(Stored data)

════════════════════

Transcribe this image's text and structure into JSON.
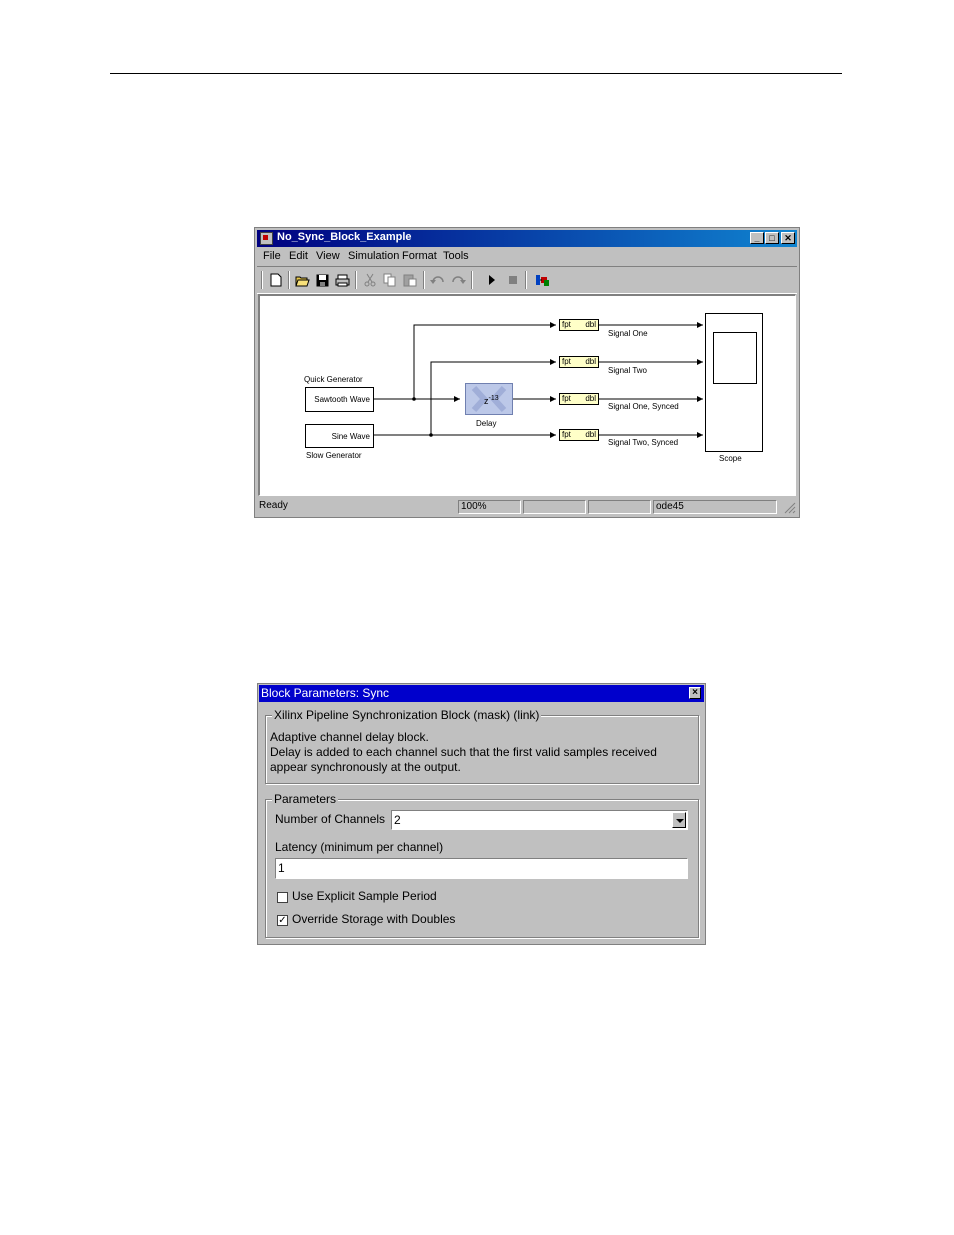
{
  "simulink_window": {
    "title": "No_Sync_Block_Example",
    "menu": [
      "File",
      "Edit",
      "View",
      "Simulation",
      "Format",
      "Tools"
    ],
    "toolbar_icons": [
      "new-icon",
      "open-icon",
      "save-icon",
      "print-icon",
      "cut-icon",
      "copy-icon",
      "paste-icon",
      "undo-icon",
      "redo-icon",
      "play-icon",
      "stop-icon",
      "library-icon"
    ],
    "blocks": {
      "quick_generator_label": "Quick Generator",
      "sawtooth": "Sawtooth Wave",
      "sine": "Sine Wave",
      "slow_generator_label": "Slow Generator",
      "delay_expr": "z",
      "delay_exp": "-13",
      "delay_label": "Delay",
      "converter_in": "fpt",
      "converter_out": "dbl",
      "scope_label": "Scope"
    },
    "signals": [
      "Signal One",
      "Signal Two",
      "Signal One, Synced",
      "Signal Two, Synced"
    ],
    "status": {
      "state": "Ready",
      "zoom": "100%",
      "solver": "ode45"
    }
  },
  "dialog": {
    "title": "Block Parameters: Sync",
    "mask_group_title": "Xilinx Pipeline Synchronization Block (mask) (link)",
    "description": [
      "Adaptive channel delay block.",
      "Delay is added to each channel such that the first valid samples received",
      "appear synchronously at the output."
    ],
    "params_group_title": "Parameters",
    "channels_label": "Number of Channels",
    "channels_value": "2",
    "latency_label": "Latency  (minimum per channel)",
    "latency_value": "1",
    "explicit_period_label": "Use Explicit Sample Period",
    "explicit_period_checked": false,
    "override_label": "Override Storage with Doubles",
    "override_checked": true
  }
}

════════════════════

— Challenge —
Copy the entries exactly. Leave out the images.

— Result for this task —
Transcribe this image's text and structure into JSON.
{
  "simulink_window": {
    "title": "No_Sync_Block_Example",
    "menu": [
      "File",
      "Edit",
      "View",
      "Simulation",
      "Format",
      "Tools"
    ],
    "toolbar_icons": [
      "new-icon",
      "open-icon",
      "save-icon",
      "print-icon",
      "cut-icon",
      "copy-icon",
      "paste-icon",
      "undo-icon",
      "redo-icon",
      "play-icon",
      "stop-icon",
      "library-icon"
    ],
    "blocks": {
      "quick_generator_label": "Quick Generator",
      "sawtooth": "Sawtooth Wave",
      "sine": "Sine Wave",
      "slow_generator_label": "Slow Generator",
      "delay_expr": "z",
      "delay_exp": "-13",
      "delay_label": "Delay",
      "converter_in": "fpt",
      "converter_out": "dbl",
      "scope_label": "Scope"
    },
    "signals": [
      "Signal One",
      "Signal Two",
      "Signal One, Synced",
      "Signal Two, Synced"
    ],
    "status": {
      "state": "Ready",
      "zoom": "100%",
      "solver": "ode45"
    }
  },
  "dialog": {
    "title": "Block Parameters: Sync",
    "mask_group_title": "Xilinx Pipeline Synchronization Block (mask) (link)",
    "description": [
      "Adaptive channel delay block.",
      "Delay is added to each channel such that the first valid samples received",
      "appear synchronously at the output."
    ],
    "params_group_title": "Parameters",
    "channels_label": "Number of Channels",
    "channels_value": "2",
    "latency_label": "Latency  (minimum per channel)",
    "latency_value": "1",
    "explicit_period_label": "Use Explicit Sample Period",
    "explicit_period_checked": false,
    "override_label": "Override Storage with Doubles",
    "override_checked": true
  }
}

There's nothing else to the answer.